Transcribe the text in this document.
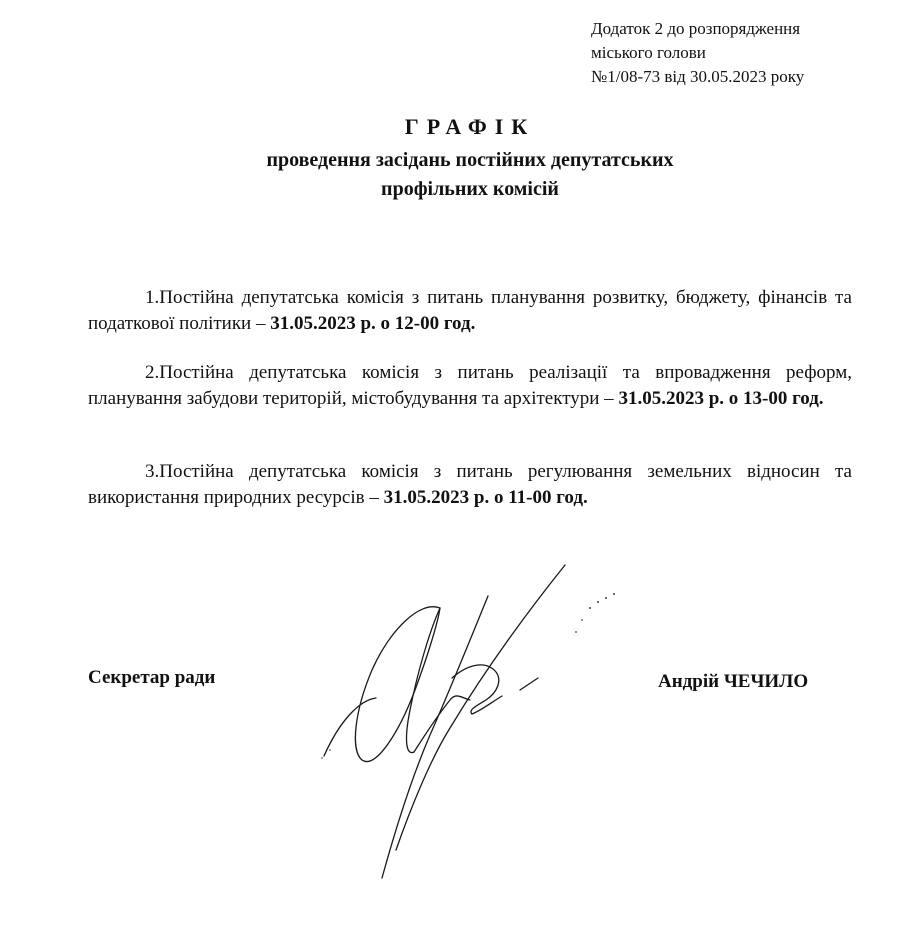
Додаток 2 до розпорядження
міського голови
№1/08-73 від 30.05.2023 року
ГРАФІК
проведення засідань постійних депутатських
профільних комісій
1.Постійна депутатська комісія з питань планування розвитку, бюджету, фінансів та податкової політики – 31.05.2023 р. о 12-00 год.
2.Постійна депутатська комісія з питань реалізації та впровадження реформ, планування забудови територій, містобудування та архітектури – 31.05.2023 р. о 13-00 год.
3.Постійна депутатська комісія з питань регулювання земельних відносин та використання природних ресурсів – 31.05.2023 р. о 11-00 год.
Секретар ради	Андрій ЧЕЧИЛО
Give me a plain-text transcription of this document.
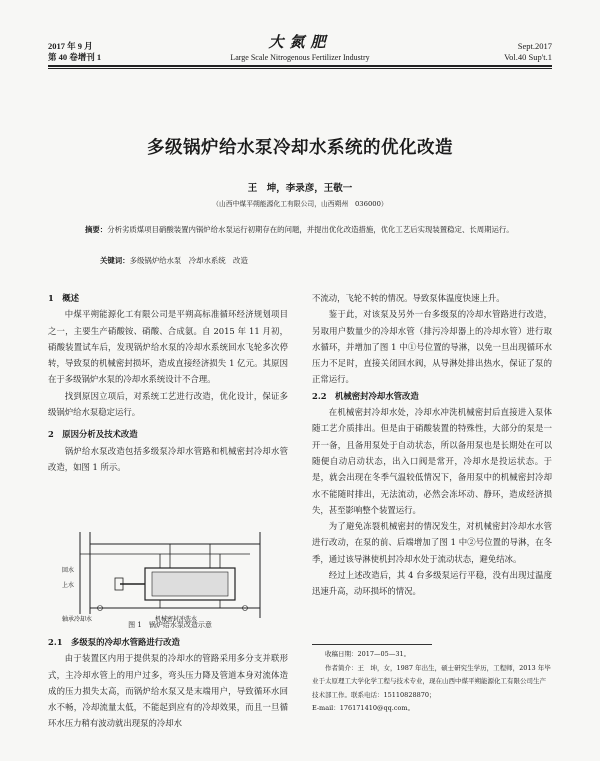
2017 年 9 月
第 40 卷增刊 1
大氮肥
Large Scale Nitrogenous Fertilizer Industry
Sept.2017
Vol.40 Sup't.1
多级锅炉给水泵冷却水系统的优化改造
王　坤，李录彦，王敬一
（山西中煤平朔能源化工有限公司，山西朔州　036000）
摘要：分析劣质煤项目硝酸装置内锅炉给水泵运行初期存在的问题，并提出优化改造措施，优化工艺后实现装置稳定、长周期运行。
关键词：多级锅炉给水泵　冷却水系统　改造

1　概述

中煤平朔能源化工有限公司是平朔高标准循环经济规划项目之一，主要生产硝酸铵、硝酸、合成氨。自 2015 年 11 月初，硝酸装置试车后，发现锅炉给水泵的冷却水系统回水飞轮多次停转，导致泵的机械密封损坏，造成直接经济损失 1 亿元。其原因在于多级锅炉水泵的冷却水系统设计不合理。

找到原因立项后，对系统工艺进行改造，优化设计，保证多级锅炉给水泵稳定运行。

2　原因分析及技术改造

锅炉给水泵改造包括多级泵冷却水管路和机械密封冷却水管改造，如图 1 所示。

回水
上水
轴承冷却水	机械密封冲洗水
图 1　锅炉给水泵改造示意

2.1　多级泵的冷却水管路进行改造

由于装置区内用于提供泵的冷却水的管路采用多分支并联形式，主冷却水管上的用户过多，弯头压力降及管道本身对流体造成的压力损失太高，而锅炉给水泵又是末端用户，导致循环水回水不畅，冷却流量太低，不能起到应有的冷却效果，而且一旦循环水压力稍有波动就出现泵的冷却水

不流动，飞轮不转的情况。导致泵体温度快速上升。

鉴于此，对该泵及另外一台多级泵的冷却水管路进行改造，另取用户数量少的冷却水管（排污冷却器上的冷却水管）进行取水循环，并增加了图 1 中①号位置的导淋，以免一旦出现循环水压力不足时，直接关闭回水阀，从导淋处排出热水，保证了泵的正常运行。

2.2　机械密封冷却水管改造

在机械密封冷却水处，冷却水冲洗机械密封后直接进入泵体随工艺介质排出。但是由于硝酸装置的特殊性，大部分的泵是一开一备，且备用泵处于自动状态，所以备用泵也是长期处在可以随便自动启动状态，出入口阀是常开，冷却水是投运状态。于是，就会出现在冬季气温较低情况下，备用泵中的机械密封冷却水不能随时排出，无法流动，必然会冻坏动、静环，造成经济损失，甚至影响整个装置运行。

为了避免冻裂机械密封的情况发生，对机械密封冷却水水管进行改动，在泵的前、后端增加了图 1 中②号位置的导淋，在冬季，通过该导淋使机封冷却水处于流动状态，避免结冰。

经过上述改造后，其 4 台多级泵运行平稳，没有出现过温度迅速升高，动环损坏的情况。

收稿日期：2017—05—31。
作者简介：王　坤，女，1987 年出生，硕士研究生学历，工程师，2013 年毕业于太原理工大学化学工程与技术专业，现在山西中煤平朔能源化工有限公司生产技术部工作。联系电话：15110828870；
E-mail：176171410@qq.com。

==========

EXERCISE DESCRIPTION:
Look through the material above and work out how many of its lines contain "Постійна". State the number only.

ANSWER TO THE PROBLEM:
3